Written instruction: Read the listing and extract each line that includes the word "routing".

Begin Dataset

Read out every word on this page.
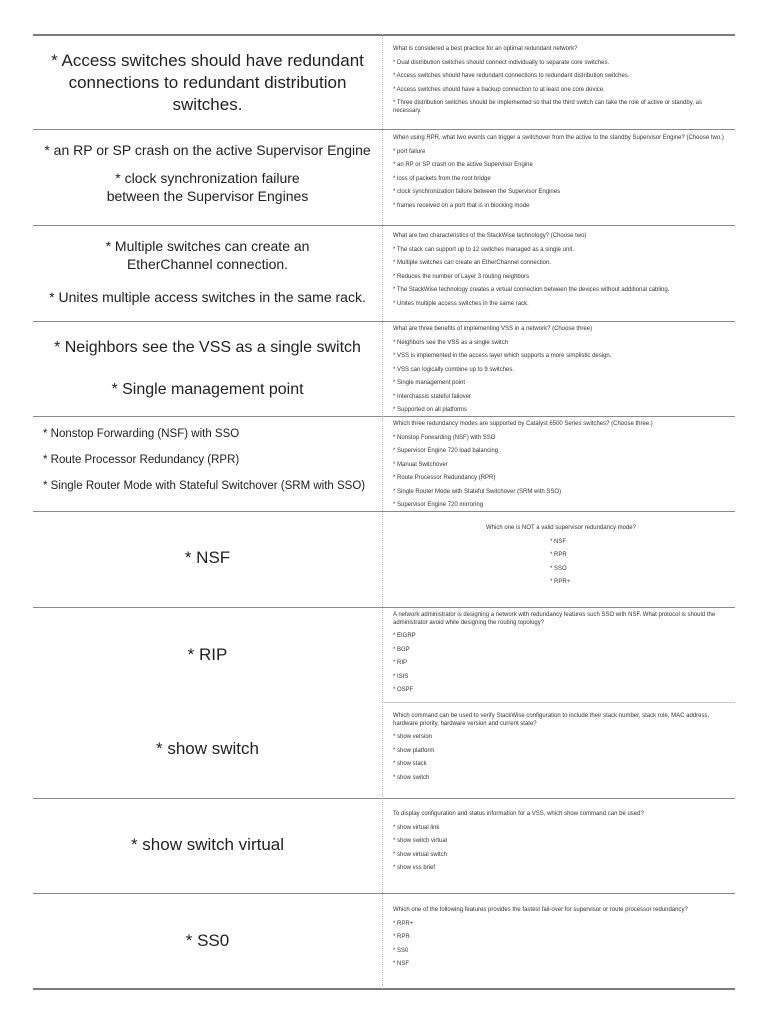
* Access switches should have redundant connections to redundant distribution switches.

What is considered a best practice for an optimal redundant network?

* Dual distribution switches should connect individually to separate core switches.

* Access switches should have redundant connections to redundant distribution switches.

* Access switches should have a backup connection to at least one core device.

* Three distribution switches should be implemented so that the third switch can take the role of active or standby, as necessary.

* an RP or SP crash on the active Supervisor Engine

* clock synchronization failure between the Supervisor Engines

When using RPR, what two events can trigger a switchover from the active to the standby Supervisor Engine? (Choose two.)

* port failure

* an RP or SP crash on the active Supervisor Engine

* loss of packets from the root bridge

* clock synchronization failure between the Supervisor Engines

* frames received on a port that is in blocking mode

* Multiple switches can create an EtherChannel connection.

* Unites multiple access switches in the same rack.

What are two characteristics of the StackWise technology? (Choose two)

* The stack can support up to 12 switches managed as a single unit.

* Multiple switches can create an EtherChannel connection.

* Reduces the number of Layer 3 routing neighbors

* The StackWise technology creates a virtual connection between the devices without additional cabling.

* Unites multiple access switches in the same rack.

* Neighbors see the VSS as a single switch

* Single management point

What are three benefits of implementing VSS in a network? (Choose three)

* Neighbors see the VSS as a single switch

* VSS is implemented in the access layer which supports a more simplistic design.

* VSS can logically combine up to 9 switches.

* Single management point

* Interchassis stateful failover

* Supported on all platforms

* Nonstop Forwarding (NSF) with SSO

* Route Processor Redundancy (RPR)

* Single Router Mode with Stateful Switchover (SRM with SSO)

Which three redundancy modes are supported by Catalyst 6500 Series switches? (Choose three.)

* Nonstop Forwarding (NSF) with SSO

* Supervisor Engine 720 load balancing

* Manual Switchover

* Route Processor Redundancy (RPR)

* Single Router Mode with Stateful Switchover (SRM with SSO)

* Supervisor Engine 720 mirroring

* NSF

Which one is NOT a valid supervisor redundancy mode?

* NSF

* RPR

* SSO

* RPR+

* RIP

A network administrator is designing a network with redundancy features such SSO with NSF. What protocol is should the administrator avoid while designing the routing topology?

* EIGRP

* BGP

* RIP

* ISIS

* OSPF

* show switch

Which command can be used to verify StackWise configuration to include their stack number, stack role, MAC address, hardware priority, hardware version and current state?

* show version

* show platform

* show stack

* show switch

* show switch virtual

To display configuration and status information for a VSS, which show command can be used?

* show virtual link

* show switch virtual

* show virtual switch

* show vss brief

* SS0

Which one of the following features provides the fastest fail-over for supervisor or route processor redundancy?

* RPR+

* RPR

* SS0

* NSF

End Dataset

Solution to the exercise:
* Reduces the number of Layer 3 routing neighbors
A network administrator is designing a network with redundancy features such SSO with NSF. What protocol is should the administrator avoid while designing the routing topology?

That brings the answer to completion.